Stored data:
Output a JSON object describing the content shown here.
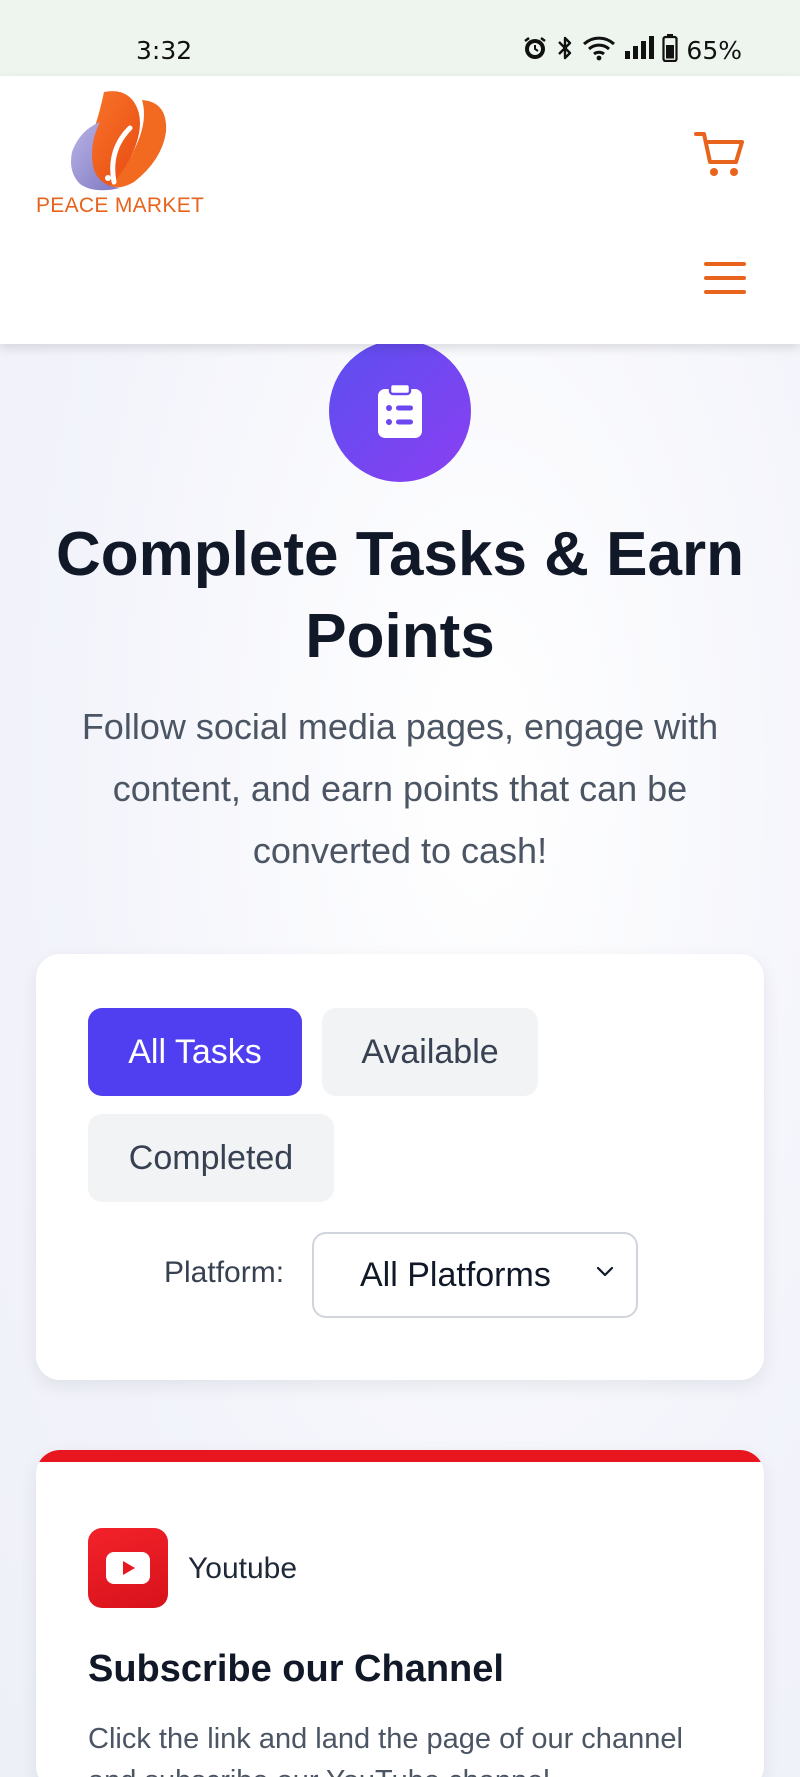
{
  "status_bar": {
    "time": "3:32",
    "battery": "65%",
    "icons": [
      "alarm-icon",
      "bluetooth-icon",
      "wifi-icon",
      "signal-icon",
      "battery-icon"
    ]
  },
  "header": {
    "logo_text": "PEACE MARKET",
    "cart_icon": "cart-icon",
    "menu_icon": "hamburger-menu-icon",
    "accent": "#e8631c"
  },
  "hero": {
    "icon": "clipboard-list-icon",
    "title": "Complete Tasks & Earn Points",
    "subtitle": "Follow social media pages, engage with content, and earn points that can be converted to cash!",
    "gradient": [
      "#5b4ff0",
      "#8a3ff2"
    ]
  },
  "filters": {
    "tabs": [
      {
        "label": "All Tasks",
        "active": true
      },
      {
        "label": "Available",
        "active": false
      },
      {
        "label": "Completed",
        "active": false
      }
    ],
    "platform_label": "Platform:",
    "platform_selected": "All Platforms",
    "active_color": "#4f3ff0"
  },
  "task": {
    "platform": "Youtube",
    "platform_icon": "youtube-icon",
    "title": "Subscribe our Channel",
    "description": "Click the link and land the page of our channel and subscribe our YouTube channel",
    "accent": "#e8161f"
  }
}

#### PROBLEM TO WORK ON:
Quote the listing above in full, except for the pictures.

#### THE ANSWER:
Output a JSON object describing the content shown here.
{
  "status_bar": {
    "time": "3:32",
    "battery": "65%",
    "icons": [
      "alarm-icon",
      "bluetooth-icon",
      "wifi-icon",
      "signal-icon",
      "battery-icon"
    ]
  },
  "header": {
    "logo_text": "PEACE MARKET",
    "cart_icon": "cart-icon",
    "menu_icon": "hamburger-menu-icon",
    "accent": "#e8631c"
  },
  "hero": {
    "icon": "clipboard-list-icon",
    "title": "Complete Tasks & Earn Points",
    "subtitle": "Follow social media pages, engage with content, and earn points that can be converted to cash!",
    "gradient": [
      "#5b4ff0",
      "#8a3ff2"
    ]
  },
  "filters": {
    "tabs": [
      {
        "label": "All Tasks",
        "active": true
      },
      {
        "label": "Available",
        "active": false
      },
      {
        "label": "Completed",
        "active": false
      }
    ],
    "platform_label": "Platform:",
    "platform_selected": "All Platforms",
    "active_color": "#4f3ff0"
  },
  "task": {
    "platform": "Youtube",
    "platform_icon": "youtube-icon",
    "title": "Subscribe our Channel",
    "description": "Click the link and land the page of our channel and subscribe our YouTube channel",
    "accent": "#e8161f"
  }
}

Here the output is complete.